Dataset items
****
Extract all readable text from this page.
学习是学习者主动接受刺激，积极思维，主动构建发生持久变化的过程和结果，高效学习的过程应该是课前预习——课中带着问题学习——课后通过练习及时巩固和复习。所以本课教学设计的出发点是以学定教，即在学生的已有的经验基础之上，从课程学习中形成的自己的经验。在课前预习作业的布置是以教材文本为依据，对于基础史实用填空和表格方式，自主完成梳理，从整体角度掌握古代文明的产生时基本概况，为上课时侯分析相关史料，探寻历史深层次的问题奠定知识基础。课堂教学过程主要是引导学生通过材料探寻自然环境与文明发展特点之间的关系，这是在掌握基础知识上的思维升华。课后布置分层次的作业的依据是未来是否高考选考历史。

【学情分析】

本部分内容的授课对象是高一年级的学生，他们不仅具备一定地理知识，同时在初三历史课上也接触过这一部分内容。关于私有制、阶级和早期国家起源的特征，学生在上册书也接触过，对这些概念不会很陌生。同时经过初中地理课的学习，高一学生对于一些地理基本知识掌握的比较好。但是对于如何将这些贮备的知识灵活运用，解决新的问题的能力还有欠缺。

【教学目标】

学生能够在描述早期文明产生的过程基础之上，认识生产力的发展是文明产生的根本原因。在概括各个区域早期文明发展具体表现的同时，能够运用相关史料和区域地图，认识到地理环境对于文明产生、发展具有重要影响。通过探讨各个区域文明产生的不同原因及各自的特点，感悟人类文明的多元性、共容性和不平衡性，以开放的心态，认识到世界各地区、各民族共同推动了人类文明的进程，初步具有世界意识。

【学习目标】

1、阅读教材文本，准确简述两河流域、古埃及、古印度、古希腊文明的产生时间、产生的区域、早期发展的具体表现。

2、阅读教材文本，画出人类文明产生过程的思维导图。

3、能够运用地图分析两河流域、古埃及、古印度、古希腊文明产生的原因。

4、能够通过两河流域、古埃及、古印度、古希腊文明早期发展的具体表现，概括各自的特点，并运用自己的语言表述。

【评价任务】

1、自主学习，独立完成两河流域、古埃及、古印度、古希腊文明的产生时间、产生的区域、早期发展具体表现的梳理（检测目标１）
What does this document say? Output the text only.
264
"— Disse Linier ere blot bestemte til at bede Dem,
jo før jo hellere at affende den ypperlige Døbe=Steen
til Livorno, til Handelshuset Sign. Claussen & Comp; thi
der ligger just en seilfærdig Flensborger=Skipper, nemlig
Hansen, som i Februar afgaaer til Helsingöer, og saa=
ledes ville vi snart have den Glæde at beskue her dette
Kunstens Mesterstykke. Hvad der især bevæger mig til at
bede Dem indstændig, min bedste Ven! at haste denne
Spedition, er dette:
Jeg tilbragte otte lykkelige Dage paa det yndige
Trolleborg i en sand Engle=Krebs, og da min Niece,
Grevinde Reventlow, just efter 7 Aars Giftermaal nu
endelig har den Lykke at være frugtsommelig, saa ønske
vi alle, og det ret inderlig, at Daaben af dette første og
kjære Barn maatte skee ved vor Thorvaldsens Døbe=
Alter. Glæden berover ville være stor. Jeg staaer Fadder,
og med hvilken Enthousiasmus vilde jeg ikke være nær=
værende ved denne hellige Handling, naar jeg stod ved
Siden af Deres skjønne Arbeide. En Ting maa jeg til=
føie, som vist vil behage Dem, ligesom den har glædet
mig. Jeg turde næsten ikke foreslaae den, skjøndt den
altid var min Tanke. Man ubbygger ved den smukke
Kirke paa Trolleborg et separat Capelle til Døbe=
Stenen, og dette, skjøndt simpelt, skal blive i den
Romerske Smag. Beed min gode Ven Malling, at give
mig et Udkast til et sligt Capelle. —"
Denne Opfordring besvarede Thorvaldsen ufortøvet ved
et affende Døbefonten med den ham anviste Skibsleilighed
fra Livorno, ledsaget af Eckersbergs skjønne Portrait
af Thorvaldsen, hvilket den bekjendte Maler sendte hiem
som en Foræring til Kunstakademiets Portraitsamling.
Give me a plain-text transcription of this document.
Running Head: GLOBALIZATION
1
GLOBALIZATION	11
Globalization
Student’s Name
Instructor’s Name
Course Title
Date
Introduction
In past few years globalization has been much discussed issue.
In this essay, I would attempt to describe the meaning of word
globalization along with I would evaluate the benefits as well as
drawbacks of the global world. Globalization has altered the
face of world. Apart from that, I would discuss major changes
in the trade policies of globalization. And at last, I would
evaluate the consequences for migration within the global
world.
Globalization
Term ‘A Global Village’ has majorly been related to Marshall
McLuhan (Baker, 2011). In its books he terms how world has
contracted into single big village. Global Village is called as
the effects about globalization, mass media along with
****
Task prompt =>
Print all of the entries exactly as they appear.

The solution =>
Extract all readable text from this page.
学习是学习者主动接受刺激，积极思维，主动构建发生持久变化的过程和结果，高效学习的过程应该是课前预习——课中带着问题学习——课后通过练习及时巩固和复习。所以本课教学设计的出发点是以学定教，即在学生的已有的经验基础之上，从课程学习中形成的自己的经验。在课前预习作业的布置是以教材文本为依据，对于基础史实用填空和表格方式，自主完成梳理，从整体角度掌握古代文明的产生时基本概况，为上课时侯分析相关史料，探寻历史深层次的问题奠定知识基础。课堂教学过程主要是引导学生通过材料探寻自然环境与文明发展特点之间的关系，这是在掌握基础知识上的思维升华。课后布置分层次的作业的依据是未来是否高考选考历史。

【学情分析】

本部分内容的授课对象是高一年级的学生，他们不仅具备一定地理知识，同时在初三历史课上也接触过这一部分内容。关于私有制、阶级和早期国家起源的特征，学生在上册书也接触过，对这些概念不会很陌生。同时经过初中地理课的学习，高一学生对于一些地理基本知识掌握的比较好。但是对于如何将这些贮备的知识灵活运用，解决新的问题的能力还有欠缺。

【教学目标】

学生能够在描述早期文明产生的过程基础之上，认识生产力的发展是文明产生的根本原因。在概括各个区域早期文明发展具体表现的同时，能够运用相关史料和区域地图，认识到地理环境对于文明产生、发展具有重要影响。通过探讨各个区域文明产生的不同原因及各自的特点，感悟人类文明的多元性、共容性和不平衡性，以开放的心态，认识到世界各地区、各民族共同推动了人类文明的进程，初步具有世界意识。

【学习目标】

1、阅读教材文本，准确简述两河流域、古埃及、古印度、古希腊文明的产生时间、产生的区域、早期发展的具体表现。

2、阅读教材文本，画出人类文明产生过程的思维导图。

3、能够运用地图分析两河流域、古埃及、古印度、古希腊文明产生的原因。

4、能够通过两河流域、古埃及、古印度、古希腊文明早期发展的具体表现，概括各自的特点，并运用自己的语言表述。

【评价任务】

1、自主学习，独立完成两河流域、古埃及、古印度、古希腊文明的产生时间、产生的区域、早期发展具体表现的梳理（检测目标１）
What does this document say? Output the text only.
264
"— Disse Linier ere blot bestemte til at bede Dem,
jo før jo hellere at affende den ypperlige Døbe=Steen
til Livorno, til Handelshuset Sign. Claussen & Comp; thi
der ligger just en seilfærdig Flensborger=Skipper, nemlig
Hansen, som i Februar afgaaer til Helsingöer, og saa=
ledes ville vi snart have den Glæde at beskue her dette
Kunstens Mesterstykke. Hvad der især bevæger mig til at
bede Dem indstændig, min bedste Ven! at haste denne
Spedition, er dette:
Jeg tilbragte otte lykkelige Dage paa det yndige
Trolleborg i en sand Engle=Krebs, og da min Niece,
Grevinde Reventlow, just efter 7 Aars Giftermaal nu
endelig har den Lykke at være frugtsommelig, saa ønske
vi alle, og det ret inderlig, at Daaben af dette første og
kjære Barn maatte skee ved vor Thorvaldsens Døbe=
Alter. Glæden berover ville være stor. Jeg staaer Fadder,
og med hvilken Enthousiasmus vilde jeg ikke være nær=
værende ved denne hellige Handling, naar jeg stod ved
Siden af Deres skjønne Arbeide. En Ting maa jeg til=
føie, som vist vil behage Dem, ligesom den har glædet
mig. Jeg turde næsten ikke foreslaae den, skjøndt den
altid var min Tanke. Man ubbygger ved den smukke
Kirke paa Trolleborg et separat Capelle til Døbe=
Stenen, og dette, skjøndt simpelt, skal blive i den
Romerske Smag. Beed min gode Ven Malling, at give
mig et Udkast til et sligt Capelle. —"
Denne Opfordring besvarede Thorvaldsen ufortøvet ved
et affende Døbefonten med den ham anviste Skibsleilighed
fra Livorno, ledsaget af Eckersbergs skjønne Portrait
af Thorvaldsen, hvilket den bekjendte Maler sendte hiem
som en Foræring til Kunstakademiets Portraitsamling.
Give me a plain-text transcription of this document.
Running Head: GLOBALIZATION
1
GLOBALIZATION	11
Globalization
Student’s Name
Instructor’s Name
Course Title
Date
Introduction
In past few years globalization has been much discussed issue.
In this essay, I would attempt to describe the meaning of word
globalization along with I would evaluate the benefits as well as
drawbacks of the global world. Globalization has altered the
face of world. Apart from that, I would discuss major changes
in the trade policies of globalization. And at last, I would
evaluate the consequences for migration within the global
world.
Globalization
Term ‘A Global Village’ has majorly been related to Marshall
McLuhan (Baker, 2011). In its books he terms how world has
contracted into single big village. Global Village is called as
the effects about globalization, mass media along with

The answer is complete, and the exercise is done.